** Start **
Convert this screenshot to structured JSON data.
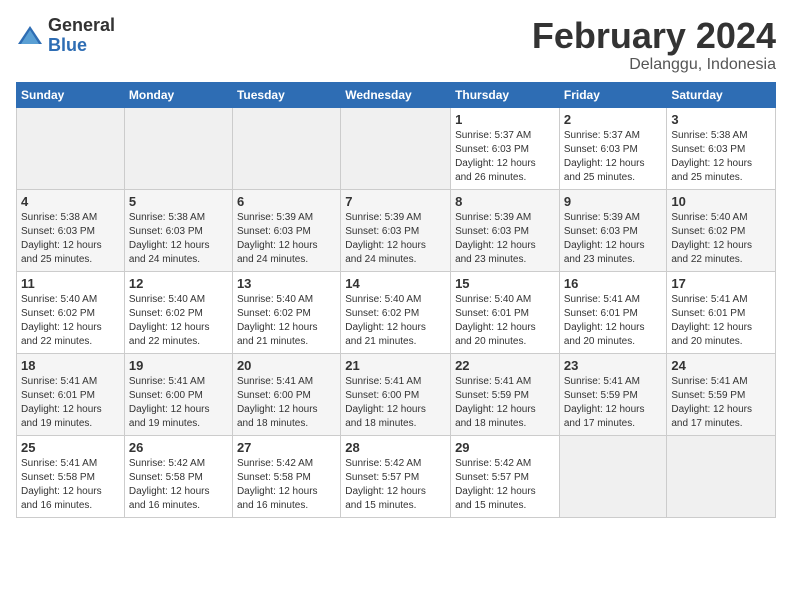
{
  "header": {
    "logo_general": "General",
    "logo_blue": "Blue",
    "month": "February 2024",
    "location": "Delanggu, Indonesia"
  },
  "weekdays": [
    "Sunday",
    "Monday",
    "Tuesday",
    "Wednesday",
    "Thursday",
    "Friday",
    "Saturday"
  ],
  "weeks": [
    [
      {
        "day": "",
        "info": ""
      },
      {
        "day": "",
        "info": ""
      },
      {
        "day": "",
        "info": ""
      },
      {
        "day": "",
        "info": ""
      },
      {
        "day": "1",
        "info": "Sunrise: 5:37 AM\nSunset: 6:03 PM\nDaylight: 12 hours\nand 26 minutes."
      },
      {
        "day": "2",
        "info": "Sunrise: 5:37 AM\nSunset: 6:03 PM\nDaylight: 12 hours\nand 25 minutes."
      },
      {
        "day": "3",
        "info": "Sunrise: 5:38 AM\nSunset: 6:03 PM\nDaylight: 12 hours\nand 25 minutes."
      }
    ],
    [
      {
        "day": "4",
        "info": "Sunrise: 5:38 AM\nSunset: 6:03 PM\nDaylight: 12 hours\nand 25 minutes."
      },
      {
        "day": "5",
        "info": "Sunrise: 5:38 AM\nSunset: 6:03 PM\nDaylight: 12 hours\nand 24 minutes."
      },
      {
        "day": "6",
        "info": "Sunrise: 5:39 AM\nSunset: 6:03 PM\nDaylight: 12 hours\nand 24 minutes."
      },
      {
        "day": "7",
        "info": "Sunrise: 5:39 AM\nSunset: 6:03 PM\nDaylight: 12 hours\nand 24 minutes."
      },
      {
        "day": "8",
        "info": "Sunrise: 5:39 AM\nSunset: 6:03 PM\nDaylight: 12 hours\nand 23 minutes."
      },
      {
        "day": "9",
        "info": "Sunrise: 5:39 AM\nSunset: 6:03 PM\nDaylight: 12 hours\nand 23 minutes."
      },
      {
        "day": "10",
        "info": "Sunrise: 5:40 AM\nSunset: 6:02 PM\nDaylight: 12 hours\nand 22 minutes."
      }
    ],
    [
      {
        "day": "11",
        "info": "Sunrise: 5:40 AM\nSunset: 6:02 PM\nDaylight: 12 hours\nand 22 minutes."
      },
      {
        "day": "12",
        "info": "Sunrise: 5:40 AM\nSunset: 6:02 PM\nDaylight: 12 hours\nand 22 minutes."
      },
      {
        "day": "13",
        "info": "Sunrise: 5:40 AM\nSunset: 6:02 PM\nDaylight: 12 hours\nand 21 minutes."
      },
      {
        "day": "14",
        "info": "Sunrise: 5:40 AM\nSunset: 6:02 PM\nDaylight: 12 hours\nand 21 minutes."
      },
      {
        "day": "15",
        "info": "Sunrise: 5:40 AM\nSunset: 6:01 PM\nDaylight: 12 hours\nand 20 minutes."
      },
      {
        "day": "16",
        "info": "Sunrise: 5:41 AM\nSunset: 6:01 PM\nDaylight: 12 hours\nand 20 minutes."
      },
      {
        "day": "17",
        "info": "Sunrise: 5:41 AM\nSunset: 6:01 PM\nDaylight: 12 hours\nand 20 minutes."
      }
    ],
    [
      {
        "day": "18",
        "info": "Sunrise: 5:41 AM\nSunset: 6:01 PM\nDaylight: 12 hours\nand 19 minutes."
      },
      {
        "day": "19",
        "info": "Sunrise: 5:41 AM\nSunset: 6:00 PM\nDaylight: 12 hours\nand 19 minutes."
      },
      {
        "day": "20",
        "info": "Sunrise: 5:41 AM\nSunset: 6:00 PM\nDaylight: 12 hours\nand 18 minutes."
      },
      {
        "day": "21",
        "info": "Sunrise: 5:41 AM\nSunset: 6:00 PM\nDaylight: 12 hours\nand 18 minutes."
      },
      {
        "day": "22",
        "info": "Sunrise: 5:41 AM\nSunset: 5:59 PM\nDaylight: 12 hours\nand 18 minutes."
      },
      {
        "day": "23",
        "info": "Sunrise: 5:41 AM\nSunset: 5:59 PM\nDaylight: 12 hours\nand 17 minutes."
      },
      {
        "day": "24",
        "info": "Sunrise: 5:41 AM\nSunset: 5:59 PM\nDaylight: 12 hours\nand 17 minutes."
      }
    ],
    [
      {
        "day": "25",
        "info": "Sunrise: 5:41 AM\nSunset: 5:58 PM\nDaylight: 12 hours\nand 16 minutes."
      },
      {
        "day": "26",
        "info": "Sunrise: 5:42 AM\nSunset: 5:58 PM\nDaylight: 12 hours\nand 16 minutes."
      },
      {
        "day": "27",
        "info": "Sunrise: 5:42 AM\nSunset: 5:58 PM\nDaylight: 12 hours\nand 16 minutes."
      },
      {
        "day": "28",
        "info": "Sunrise: 5:42 AM\nSunset: 5:57 PM\nDaylight: 12 hours\nand 15 minutes."
      },
      {
        "day": "29",
        "info": "Sunrise: 5:42 AM\nSunset: 5:57 PM\nDaylight: 12 hours\nand 15 minutes."
      },
      {
        "day": "",
        "info": ""
      },
      {
        "day": "",
        "info": ""
      }
    ]
  ]
}
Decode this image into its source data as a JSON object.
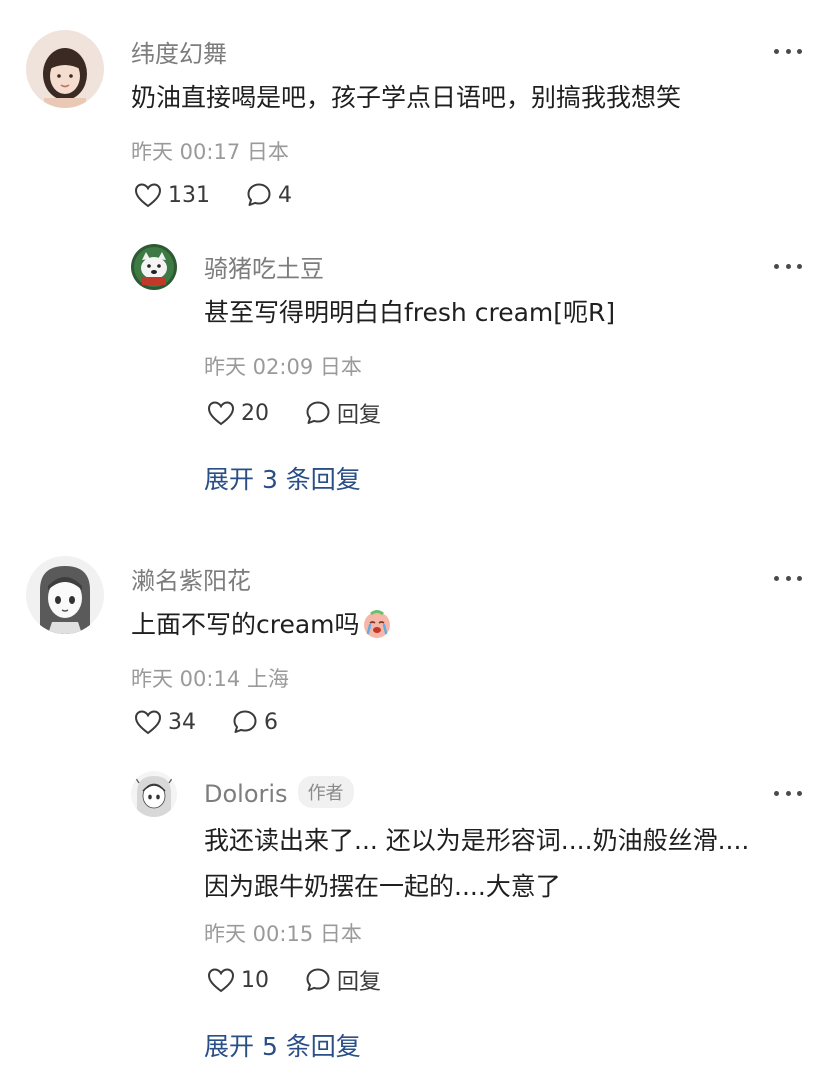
{
  "comments": [
    {
      "username": "纬度幻舞",
      "text": "奶油直接喝是吧，孩子学点日语吧，别搞我我想笑",
      "meta": "昨天 00:17 日本",
      "likes": "131",
      "replies_count": "4",
      "reply": {
        "username": "骑猪吃土豆",
        "text": "甚至写得明明白白fresh cream[呃R]",
        "meta": "昨天 02:09 日本",
        "likes": "20",
        "reply_label": "回复"
      },
      "expand_label": "展开 3 条回复"
    },
    {
      "username": "濑名紫阳花",
      "text": "上面不写的cream吗",
      "meta": "昨天 00:14 上海",
      "likes": "34",
      "replies_count": "6",
      "reply": {
        "username": "Doloris",
        "author_badge": "作者",
        "text_line1": "我还读出来了... 还以为是形容词....奶油般丝滑....",
        "text_line2": "因为跟牛奶摆在一起的....大意了",
        "meta": "昨天 00:15 日本",
        "likes": "10",
        "reply_label": "回复"
      },
      "expand_label": "展开 5 条回复"
    }
  ],
  "icons": {
    "like": "heart-outline-icon",
    "comment": "speech-bubble-icon",
    "more": "more-dots-icon",
    "emoji": "crying-face-emoji"
  },
  "colors": {
    "expand_link": "#294f86",
    "username": "#7d7d7d",
    "meta": "#9a9a9a"
  }
}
** End **
* WHAT YOU WILL DO: Reproduce each line of the records exactly, and omit every picture.

* CORRECT ANSWER:
Convert this screenshot to structured JSON data.
{
  "header": {
    "logo_general": "General",
    "logo_blue": "Blue",
    "month": "February 2024",
    "location": "Delanggu, Indonesia"
  },
  "weekdays": [
    "Sunday",
    "Monday",
    "Tuesday",
    "Wednesday",
    "Thursday",
    "Friday",
    "Saturday"
  ],
  "weeks": [
    [
      {
        "day": "",
        "info": ""
      },
      {
        "day": "",
        "info": ""
      },
      {
        "day": "",
        "info": ""
      },
      {
        "day": "",
        "info": ""
      },
      {
        "day": "1",
        "info": "Sunrise: 5:37 AM\nSunset: 6:03 PM\nDaylight: 12 hours\nand 26 minutes."
      },
      {
        "day": "2",
        "info": "Sunrise: 5:37 AM\nSunset: 6:03 PM\nDaylight: 12 hours\nand 25 minutes."
      },
      {
        "day": "3",
        "info": "Sunrise: 5:38 AM\nSunset: 6:03 PM\nDaylight: 12 hours\nand 25 minutes."
      }
    ],
    [
      {
        "day": "4",
        "info": "Sunrise: 5:38 AM\nSunset: 6:03 PM\nDaylight: 12 hours\nand 25 minutes."
      },
      {
        "day": "5",
        "info": "Sunrise: 5:38 AM\nSunset: 6:03 PM\nDaylight: 12 hours\nand 24 minutes."
      },
      {
        "day": "6",
        "info": "Sunrise: 5:39 AM\nSunset: 6:03 PM\nDaylight: 12 hours\nand 24 minutes."
      },
      {
        "day": "7",
        "info": "Sunrise: 5:39 AM\nSunset: 6:03 PM\nDaylight: 12 hours\nand 24 minutes."
      },
      {
        "day": "8",
        "info": "Sunrise: 5:39 AM\nSunset: 6:03 PM\nDaylight: 12 hours\nand 23 minutes."
      },
      {
        "day": "9",
        "info": "Sunrise: 5:39 AM\nSunset: 6:03 PM\nDaylight: 12 hours\nand 23 minutes."
      },
      {
        "day": "10",
        "info": "Sunrise: 5:40 AM\nSunset: 6:02 PM\nDaylight: 12 hours\nand 22 minutes."
      }
    ],
    [
      {
        "day": "11",
        "info": "Sunrise: 5:40 AM\nSunset: 6:02 PM\nDaylight: 12 hours\nand 22 minutes."
      },
      {
        "day": "12",
        "info": "Sunrise: 5:40 AM\nSunset: 6:02 PM\nDaylight: 12 hours\nand 22 minutes."
      },
      {
        "day": "13",
        "info": "Sunrise: 5:40 AM\nSunset: 6:02 PM\nDaylight: 12 hours\nand 21 minutes."
      },
      {
        "day": "14",
        "info": "Sunrise: 5:40 AM\nSunset: 6:02 PM\nDaylight: 12 hours\nand 21 minutes."
      },
      {
        "day": "15",
        "info": "Sunrise: 5:40 AM\nSunset: 6:01 PM\nDaylight: 12 hours\nand 20 minutes."
      },
      {
        "day": "16",
        "info": "Sunrise: 5:41 AM\nSunset: 6:01 PM\nDaylight: 12 hours\nand 20 minutes."
      },
      {
        "day": "17",
        "info": "Sunrise: 5:41 AM\nSunset: 6:01 PM\nDaylight: 12 hours\nand 20 minutes."
      }
    ],
    [
      {
        "day": "18",
        "info": "Sunrise: 5:41 AM\nSunset: 6:01 PM\nDaylight: 12 hours\nand 19 minutes."
      },
      {
        "day": "19",
        "info": "Sunrise: 5:41 AM\nSunset: 6:00 PM\nDaylight: 12 hours\nand 19 minutes."
      },
      {
        "day": "20",
        "info": "Sunrise: 5:41 AM\nSunset: 6:00 PM\nDaylight: 12 hours\nand 18 minutes."
      },
      {
        "day": "21",
        "info": "Sunrise: 5:41 AM\nSunset: 6:00 PM\nDaylight: 12 hours\nand 18 minutes."
      },
      {
        "day": "22",
        "info": "Sunrise: 5:41 AM\nSunset: 5:59 PM\nDaylight: 12 hours\nand 18 minutes."
      },
      {
        "day": "23",
        "info": "Sunrise: 5:41 AM\nSunset: 5:59 PM\nDaylight: 12 hours\nand 17 minutes."
      },
      {
        "day": "24",
        "info": "Sunrise: 5:41 AM\nSunset: 5:59 PM\nDaylight: 12 hours\nand 17 minutes."
      }
    ],
    [
      {
        "day": "25",
        "info": "Sunrise: 5:41 AM\nSunset: 5:58 PM\nDaylight: 12 hours\nand 16 minutes."
      },
      {
        "day": "26",
        "info": "Sunrise: 5:42 AM\nSunset: 5:58 PM\nDaylight: 12 hours\nand 16 minutes."
      },
      {
        "day": "27",
        "info": "Sunrise: 5:42 AM\nSunset: 5:58 PM\nDaylight: 12 hours\nand 16 minutes."
      },
      {
        "day": "28",
        "info": "Sunrise: 5:42 AM\nSunset: 5:57 PM\nDaylight: 12 hours\nand 15 minutes."
      },
      {
        "day": "29",
        "info": "Sunrise: 5:42 AM\nSunset: 5:57 PM\nDaylight: 12 hours\nand 15 minutes."
      },
      {
        "day": "",
        "info": ""
      },
      {
        "day": "",
        "info": ""
      }
    ]
  ]
}
Decode this image into its source data as a JSON object.
{
  "comments": [
    {
      "username": "纬度幻舞",
      "text": "奶油直接喝是吧，孩子学点日语吧，别搞我我想笑",
      "meta": "昨天 00:17 日本",
      "likes": "131",
      "replies_count": "4",
      "reply": {
        "username": "骑猪吃土豆",
        "text": "甚至写得明明白白fresh cream[呃R]",
        "meta": "昨天 02:09 日本",
        "likes": "20",
        "reply_label": "回复"
      },
      "expand_label": "展开 3 条回复"
    },
    {
      "username": "濑名紫阳花",
      "text": "上面不写的cream吗",
      "meta": "昨天 00:14 上海",
      "likes": "34",
      "replies_count": "6",
      "reply": {
        "username": "Doloris",
        "author_badge": "作者",
        "text_line1": "我还读出来了... 还以为是形容词....奶油般丝滑....",
        "text_line2": "因为跟牛奶摆在一起的....大意了",
        "meta": "昨天 00:15 日本",
        "likes": "10",
        "reply_label": "回复"
      },
      "expand_label": "展开 5 条回复"
    }
  ],
  "icons": {
    "like": "heart-outline-icon",
    "comment": "speech-bubble-icon",
    "more": "more-dots-icon",
    "emoji": "crying-face-emoji"
  },
  "colors": {
    "expand_link": "#294f86",
    "username": "#7d7d7d",
    "meta": "#9a9a9a"
  }
}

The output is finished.